START Extracted information

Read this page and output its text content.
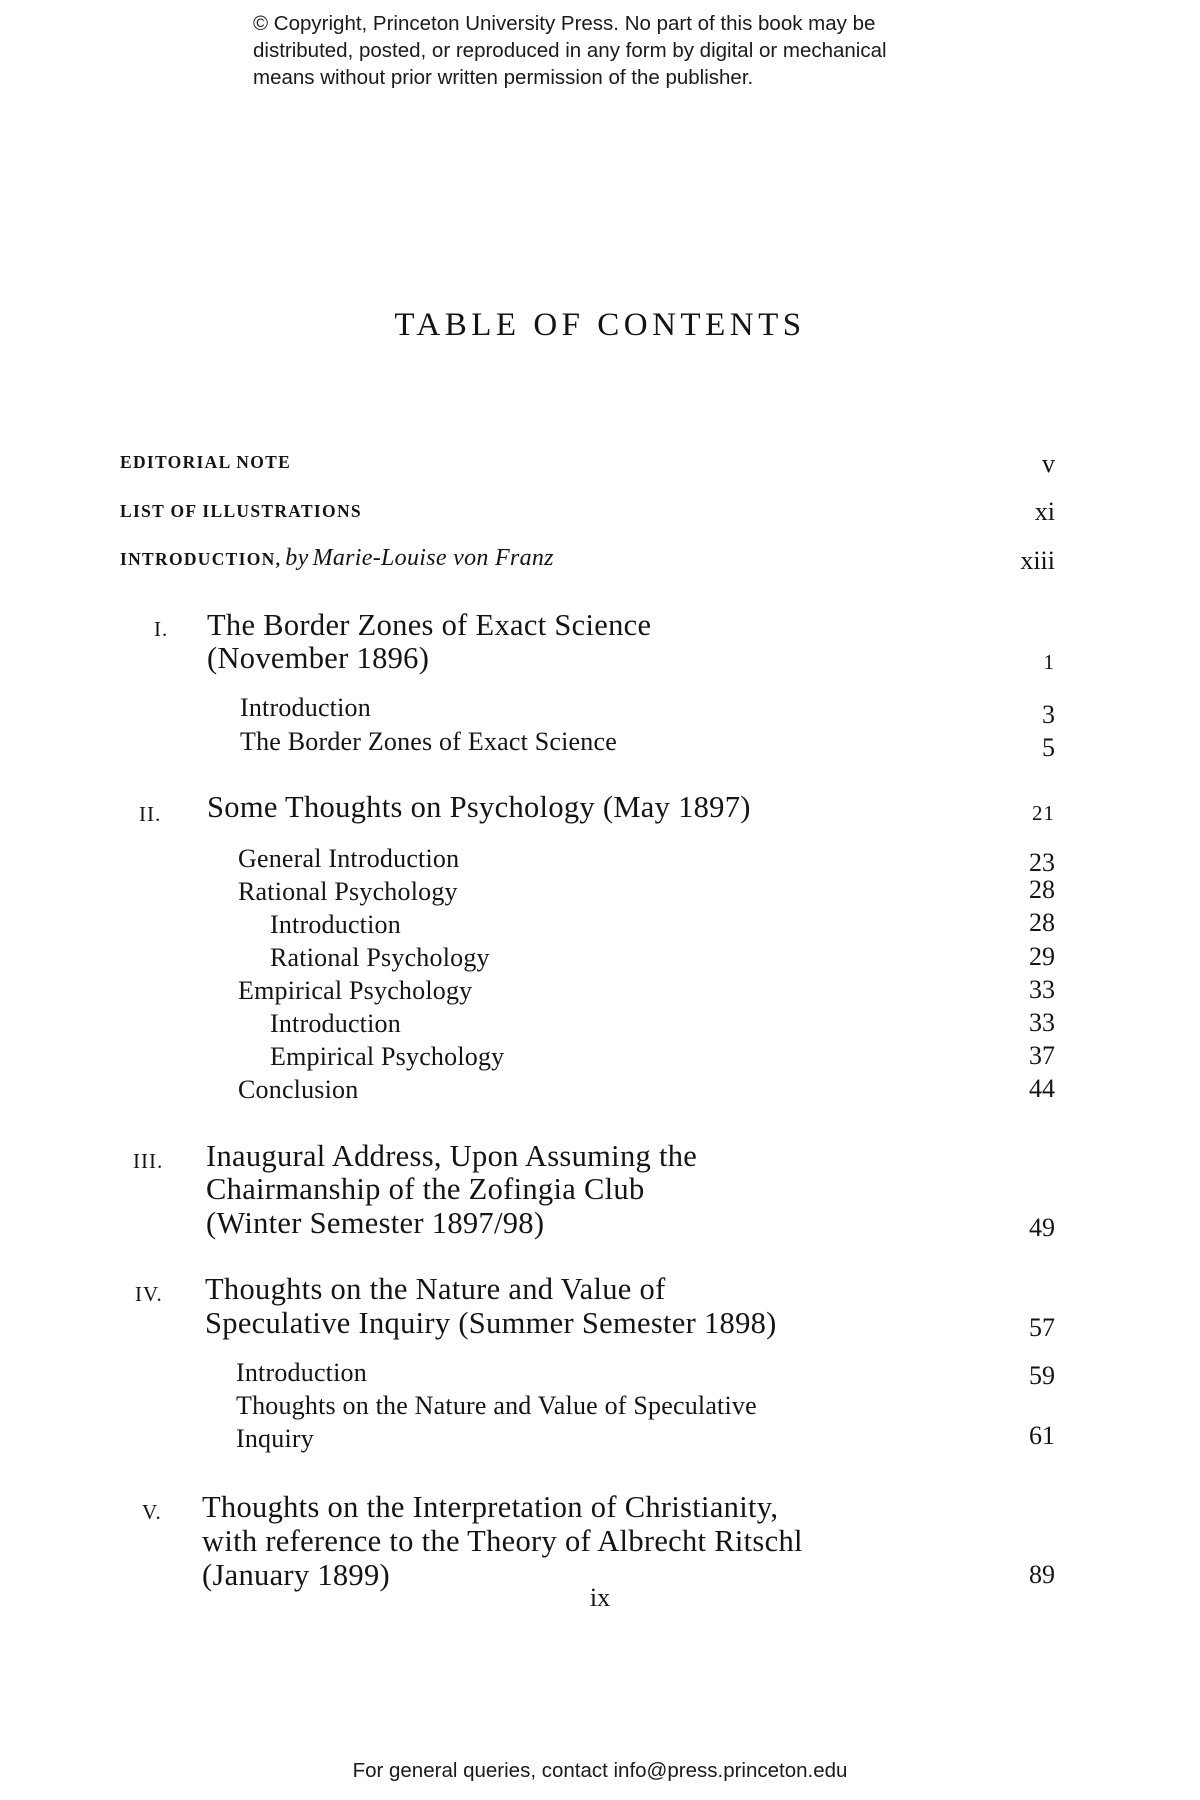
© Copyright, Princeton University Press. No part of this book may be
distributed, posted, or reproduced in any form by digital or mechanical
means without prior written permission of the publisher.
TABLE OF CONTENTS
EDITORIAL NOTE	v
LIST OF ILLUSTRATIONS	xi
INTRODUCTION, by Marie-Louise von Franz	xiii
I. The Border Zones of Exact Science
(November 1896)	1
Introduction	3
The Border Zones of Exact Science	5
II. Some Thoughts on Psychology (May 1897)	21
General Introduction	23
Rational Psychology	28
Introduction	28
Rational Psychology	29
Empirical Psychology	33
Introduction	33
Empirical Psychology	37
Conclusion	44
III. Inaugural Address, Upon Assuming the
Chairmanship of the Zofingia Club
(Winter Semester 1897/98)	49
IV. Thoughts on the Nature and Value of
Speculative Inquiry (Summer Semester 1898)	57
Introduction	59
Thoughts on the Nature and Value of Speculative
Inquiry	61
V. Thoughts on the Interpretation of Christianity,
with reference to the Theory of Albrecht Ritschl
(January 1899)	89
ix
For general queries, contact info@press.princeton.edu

END Extracted information

Aim →
Leave out every picture and copy the rest of the records exactly.

Answer below →
Read this page and output its text content.
© Copyright, Princeton University Press. No part of this book may be
distributed, posted, or reproduced in any form by digital or mechanical
means without prior written permission of the publisher.
TABLE OF CONTENTS
EDITORIAL NOTE	v
LIST OF ILLUSTRATIONS	xi
INTRODUCTION, by Marie-Louise von Franz	xiii
I. The Border Zones of Exact Science
(November 1896)	1
Introduction	3
The Border Zones of Exact Science	5
II. Some Thoughts on Psychology (May 1897)	21
General Introduction	23
Rational Psychology	28
Introduction	28
Rational Psychology	29
Empirical Psychology	33
Introduction	33
Empirical Psychology	37
Conclusion	44
III. Inaugural Address, Upon Assuming the
Chairmanship of the Zofingia Club
(Winter Semester 1897/98)	49
IV. Thoughts on the Nature and Value of
Speculative Inquiry (Summer Semester 1898)	57
Introduction	59
Thoughts on the Nature and Value of Speculative
Inquiry	61
V. Thoughts on the Interpretation of Christianity,
with reference to the Theory of Albrecht Ritschl
(January 1899)	89
ix
For general queries, contact info@press.princeton.edu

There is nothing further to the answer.